_Exercise details:_
Search the records for the string "check". Copy each line where it occurs.

_Source data:_
++++++++++++++++++++

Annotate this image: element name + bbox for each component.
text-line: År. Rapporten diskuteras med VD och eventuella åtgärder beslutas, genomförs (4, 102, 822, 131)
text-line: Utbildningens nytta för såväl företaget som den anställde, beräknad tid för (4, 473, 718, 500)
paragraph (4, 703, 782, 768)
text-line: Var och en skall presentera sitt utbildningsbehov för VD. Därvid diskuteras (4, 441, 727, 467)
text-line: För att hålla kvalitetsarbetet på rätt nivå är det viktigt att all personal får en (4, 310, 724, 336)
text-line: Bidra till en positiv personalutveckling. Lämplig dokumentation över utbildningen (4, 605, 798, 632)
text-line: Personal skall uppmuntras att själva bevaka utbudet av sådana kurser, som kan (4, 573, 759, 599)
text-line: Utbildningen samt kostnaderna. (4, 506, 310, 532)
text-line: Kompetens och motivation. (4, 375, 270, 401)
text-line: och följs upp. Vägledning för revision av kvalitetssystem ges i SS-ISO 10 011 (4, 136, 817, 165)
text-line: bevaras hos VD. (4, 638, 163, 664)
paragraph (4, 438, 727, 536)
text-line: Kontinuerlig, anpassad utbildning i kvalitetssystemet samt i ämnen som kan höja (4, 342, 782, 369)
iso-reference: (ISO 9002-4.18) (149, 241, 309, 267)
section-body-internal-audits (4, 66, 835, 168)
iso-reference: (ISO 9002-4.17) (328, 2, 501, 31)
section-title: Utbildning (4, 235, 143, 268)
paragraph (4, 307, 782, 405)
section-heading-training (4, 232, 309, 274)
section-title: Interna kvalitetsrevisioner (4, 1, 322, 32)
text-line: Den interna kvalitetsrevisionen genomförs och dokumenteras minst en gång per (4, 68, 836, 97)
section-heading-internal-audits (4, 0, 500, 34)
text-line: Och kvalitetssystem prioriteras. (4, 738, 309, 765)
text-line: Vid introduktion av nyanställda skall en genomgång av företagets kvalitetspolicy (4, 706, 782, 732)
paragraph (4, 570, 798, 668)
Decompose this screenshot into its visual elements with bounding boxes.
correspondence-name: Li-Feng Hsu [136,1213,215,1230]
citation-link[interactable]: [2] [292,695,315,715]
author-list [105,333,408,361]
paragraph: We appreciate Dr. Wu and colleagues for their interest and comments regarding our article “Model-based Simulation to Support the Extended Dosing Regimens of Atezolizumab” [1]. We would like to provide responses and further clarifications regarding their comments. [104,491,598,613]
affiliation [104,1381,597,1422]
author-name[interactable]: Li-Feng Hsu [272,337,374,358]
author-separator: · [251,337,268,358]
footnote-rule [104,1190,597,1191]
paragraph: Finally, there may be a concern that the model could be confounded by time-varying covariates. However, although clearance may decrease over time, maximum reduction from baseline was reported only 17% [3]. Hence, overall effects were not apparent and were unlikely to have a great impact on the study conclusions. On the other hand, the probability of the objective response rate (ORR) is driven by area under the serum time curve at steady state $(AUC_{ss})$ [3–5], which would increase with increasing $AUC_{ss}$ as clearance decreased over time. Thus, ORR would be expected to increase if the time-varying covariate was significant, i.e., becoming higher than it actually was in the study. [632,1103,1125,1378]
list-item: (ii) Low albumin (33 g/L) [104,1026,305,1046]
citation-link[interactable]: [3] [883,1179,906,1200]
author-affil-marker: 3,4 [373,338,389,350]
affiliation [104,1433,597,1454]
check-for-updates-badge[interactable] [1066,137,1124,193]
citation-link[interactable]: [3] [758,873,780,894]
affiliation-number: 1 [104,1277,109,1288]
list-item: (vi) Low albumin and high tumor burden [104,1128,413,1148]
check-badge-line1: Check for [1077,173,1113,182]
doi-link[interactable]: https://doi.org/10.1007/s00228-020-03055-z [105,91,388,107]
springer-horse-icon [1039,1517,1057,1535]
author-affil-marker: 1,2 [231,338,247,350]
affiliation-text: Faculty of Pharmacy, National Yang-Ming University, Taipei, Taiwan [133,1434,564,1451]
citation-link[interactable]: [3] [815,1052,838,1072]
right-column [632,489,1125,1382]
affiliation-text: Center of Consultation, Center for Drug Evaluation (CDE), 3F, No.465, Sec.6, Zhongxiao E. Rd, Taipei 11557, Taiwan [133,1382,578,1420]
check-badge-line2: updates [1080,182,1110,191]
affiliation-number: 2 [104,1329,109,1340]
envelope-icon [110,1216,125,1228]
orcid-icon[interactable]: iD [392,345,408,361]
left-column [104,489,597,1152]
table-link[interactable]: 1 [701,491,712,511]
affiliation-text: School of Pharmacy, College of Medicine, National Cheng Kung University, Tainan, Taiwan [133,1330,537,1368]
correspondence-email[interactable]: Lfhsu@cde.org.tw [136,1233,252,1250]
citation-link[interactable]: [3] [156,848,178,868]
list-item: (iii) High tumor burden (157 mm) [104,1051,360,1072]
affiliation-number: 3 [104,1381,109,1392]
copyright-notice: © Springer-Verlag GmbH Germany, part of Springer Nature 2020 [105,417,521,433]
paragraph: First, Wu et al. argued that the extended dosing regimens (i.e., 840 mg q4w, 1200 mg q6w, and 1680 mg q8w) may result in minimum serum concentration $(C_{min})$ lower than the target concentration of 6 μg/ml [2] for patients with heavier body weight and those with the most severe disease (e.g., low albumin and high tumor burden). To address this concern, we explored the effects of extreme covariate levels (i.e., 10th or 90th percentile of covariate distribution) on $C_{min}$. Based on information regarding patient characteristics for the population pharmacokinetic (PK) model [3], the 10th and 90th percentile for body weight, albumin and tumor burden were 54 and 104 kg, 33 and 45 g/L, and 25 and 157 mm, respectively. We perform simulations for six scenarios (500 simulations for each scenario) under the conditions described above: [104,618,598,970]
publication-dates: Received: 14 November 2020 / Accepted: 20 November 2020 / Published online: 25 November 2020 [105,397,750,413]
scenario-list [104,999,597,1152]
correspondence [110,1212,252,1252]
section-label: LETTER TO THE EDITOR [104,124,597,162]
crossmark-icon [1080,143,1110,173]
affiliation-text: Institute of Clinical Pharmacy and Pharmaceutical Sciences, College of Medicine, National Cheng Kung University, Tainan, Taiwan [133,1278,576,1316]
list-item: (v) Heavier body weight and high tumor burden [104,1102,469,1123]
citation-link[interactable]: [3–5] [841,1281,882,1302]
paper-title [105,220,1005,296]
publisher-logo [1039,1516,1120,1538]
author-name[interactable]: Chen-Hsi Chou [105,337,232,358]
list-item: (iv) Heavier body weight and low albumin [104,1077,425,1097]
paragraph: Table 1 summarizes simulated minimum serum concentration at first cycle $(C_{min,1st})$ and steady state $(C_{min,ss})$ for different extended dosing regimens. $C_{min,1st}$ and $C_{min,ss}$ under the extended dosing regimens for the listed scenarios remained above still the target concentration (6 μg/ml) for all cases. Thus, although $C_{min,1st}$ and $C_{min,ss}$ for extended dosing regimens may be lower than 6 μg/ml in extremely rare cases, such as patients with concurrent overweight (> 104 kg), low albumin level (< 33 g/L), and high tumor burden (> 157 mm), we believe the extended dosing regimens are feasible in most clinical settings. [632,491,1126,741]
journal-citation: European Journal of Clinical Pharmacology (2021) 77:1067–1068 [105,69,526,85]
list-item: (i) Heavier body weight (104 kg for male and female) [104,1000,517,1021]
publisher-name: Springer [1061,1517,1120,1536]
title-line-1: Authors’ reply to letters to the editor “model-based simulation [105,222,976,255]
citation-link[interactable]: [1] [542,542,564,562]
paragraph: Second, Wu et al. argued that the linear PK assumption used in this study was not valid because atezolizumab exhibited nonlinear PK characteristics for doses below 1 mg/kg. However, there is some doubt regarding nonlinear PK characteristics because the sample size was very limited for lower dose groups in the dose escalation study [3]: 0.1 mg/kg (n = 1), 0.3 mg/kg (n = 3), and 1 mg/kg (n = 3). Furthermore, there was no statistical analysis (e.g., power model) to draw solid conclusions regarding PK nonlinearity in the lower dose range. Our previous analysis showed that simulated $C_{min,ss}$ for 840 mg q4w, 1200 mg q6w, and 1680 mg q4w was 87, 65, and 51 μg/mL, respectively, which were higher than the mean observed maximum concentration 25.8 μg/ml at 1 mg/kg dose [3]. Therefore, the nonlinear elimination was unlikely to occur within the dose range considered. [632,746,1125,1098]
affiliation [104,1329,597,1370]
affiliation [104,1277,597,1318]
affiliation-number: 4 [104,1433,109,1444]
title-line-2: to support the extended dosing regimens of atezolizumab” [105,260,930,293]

++++++++++++++++++++

_Reply to the task:_
check-for-updates-badge[interactable] [1066,137,1124,193]
check-badge-line1: Check for [1077,173,1113,182]
check-badge-line2: updates [1080,182,1110,191]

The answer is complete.